The exercise -> All of the lines below are to be printed again exactly; images are excluded from the output.

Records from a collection
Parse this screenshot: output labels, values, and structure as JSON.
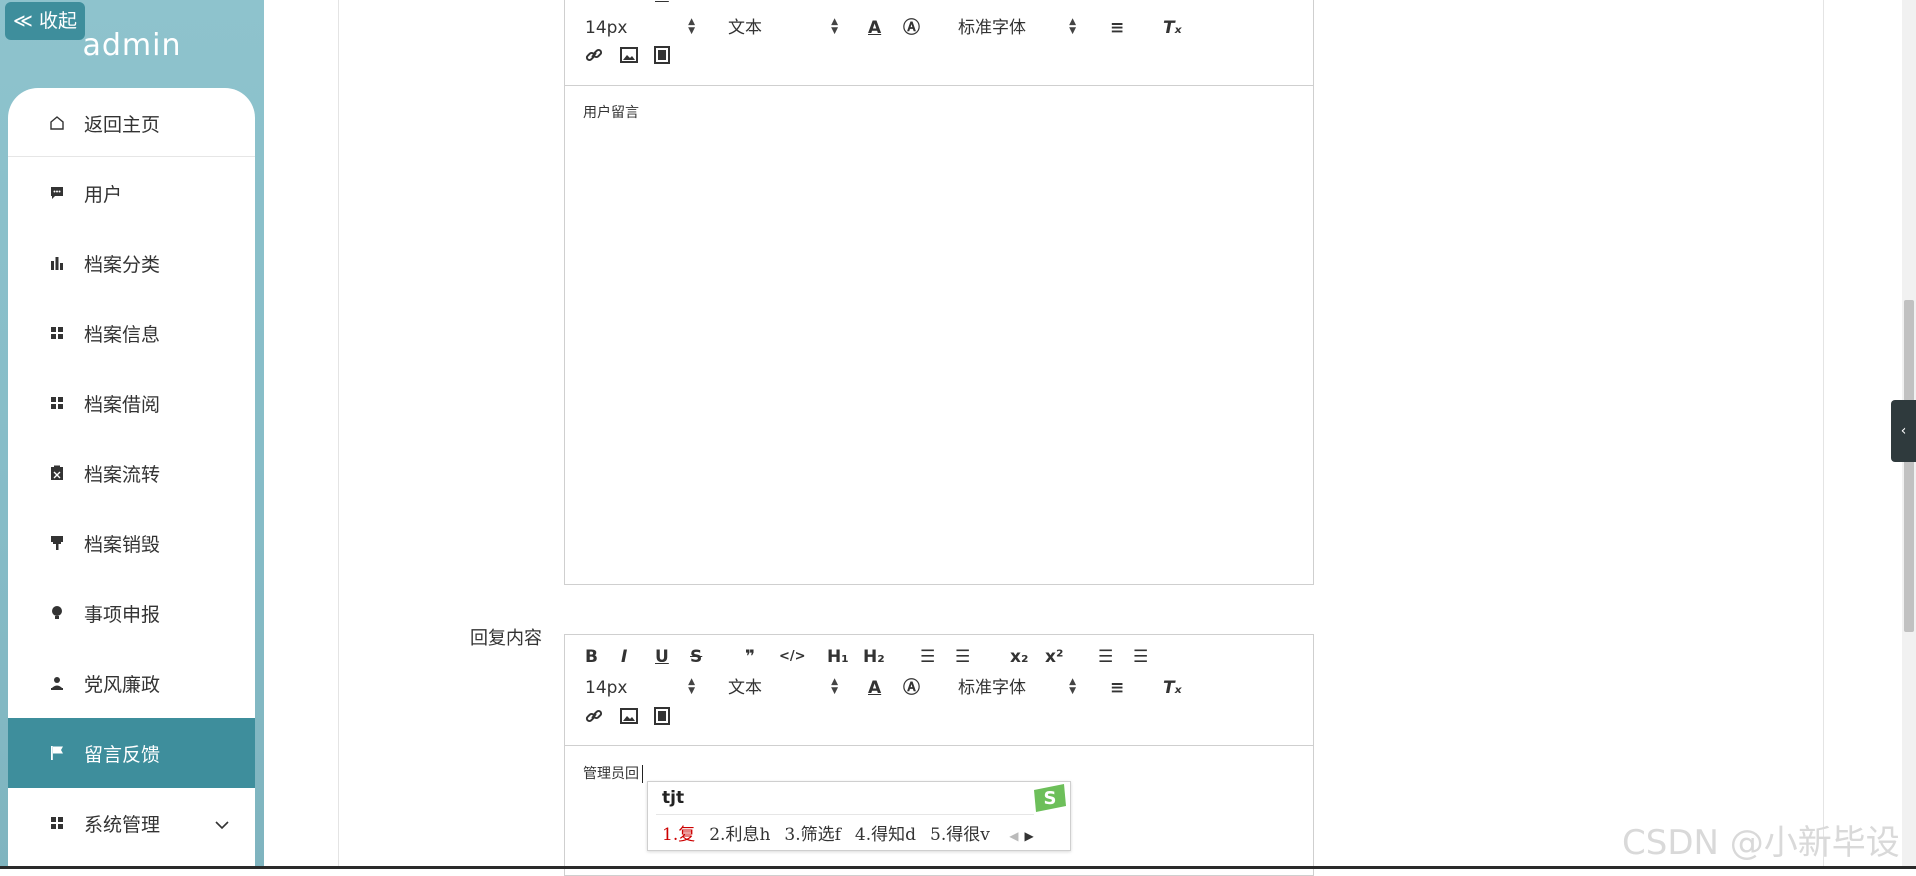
{
  "sidebar": {
    "collapse_label": "≪ 收起",
    "username": "admin",
    "items": [
      {
        "label": "返回主页",
        "icon": "home-icon"
      },
      {
        "label": "用户",
        "icon": "message-icon"
      },
      {
        "label": "档案分类",
        "icon": "bar-chart-icon"
      },
      {
        "label": "档案信息",
        "icon": "grid-icon"
      },
      {
        "label": "档案借阅",
        "icon": "grid-icon"
      },
      {
        "label": "档案流转",
        "icon": "clipboard-icon"
      },
      {
        "label": "档案销毁",
        "icon": "brush-icon"
      },
      {
        "label": "事项申报",
        "icon": "bulb-icon"
      },
      {
        "label": "党风廉政",
        "icon": "user-icon"
      },
      {
        "label": "留言反馈",
        "icon": "flag-icon",
        "active": true
      },
      {
        "label": "系统管理",
        "icon": "grid-icon"
      }
    ]
  },
  "editor_top": {
    "font_size": "14px",
    "block_type": "文本",
    "font_family": "标准字体",
    "content": "用户留言"
  },
  "reply": {
    "label": "回复内容",
    "toolbar": {
      "font_size": "14px",
      "block_type": "文本",
      "font_family": "标准字体"
    },
    "content": "管理员回"
  },
  "ime": {
    "input": "tjt",
    "candidates": [
      "1.复",
      "2.利息h",
      "3.筛选f",
      "4.得知d",
      "5.得很v"
    ]
  },
  "watermark": "CSDN @小新毕设"
}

Output for this task ->
Parse this screenshot: output labels, values, and structure as JSON.
{
  "sidebar": {
    "collapse_label": "≪ 收起",
    "username": "admin",
    "items": [
      {
        "label": "返回主页",
        "icon": "home-icon"
      },
      {
        "label": "用户",
        "icon": "message-icon"
      },
      {
        "label": "档案分类",
        "icon": "bar-chart-icon"
      },
      {
        "label": "档案信息",
        "icon": "grid-icon"
      },
      {
        "label": "档案借阅",
        "icon": "grid-icon"
      },
      {
        "label": "档案流转",
        "icon": "clipboard-icon"
      },
      {
        "label": "档案销毁",
        "icon": "brush-icon"
      },
      {
        "label": "事项申报",
        "icon": "bulb-icon"
      },
      {
        "label": "党风廉政",
        "icon": "user-icon"
      },
      {
        "label": "留言反馈",
        "icon": "flag-icon",
        "active": true
      },
      {
        "label": "系统管理",
        "icon": "grid-icon"
      }
    ]
  },
  "editor_top": {
    "font_size": "14px",
    "block_type": "文本",
    "font_family": "标准字体",
    "content": "用户留言"
  },
  "reply": {
    "label": "回复内容",
    "toolbar": {
      "font_size": "14px",
      "block_type": "文本",
      "font_family": "标准字体"
    },
    "content": "管理员回"
  },
  "ime": {
    "input": "tjt",
    "candidates": [
      "1.复",
      "2.利息h",
      "3.筛选f",
      "4.得知d",
      "5.得很v"
    ]
  },
  "watermark": "CSDN @小新毕设"
}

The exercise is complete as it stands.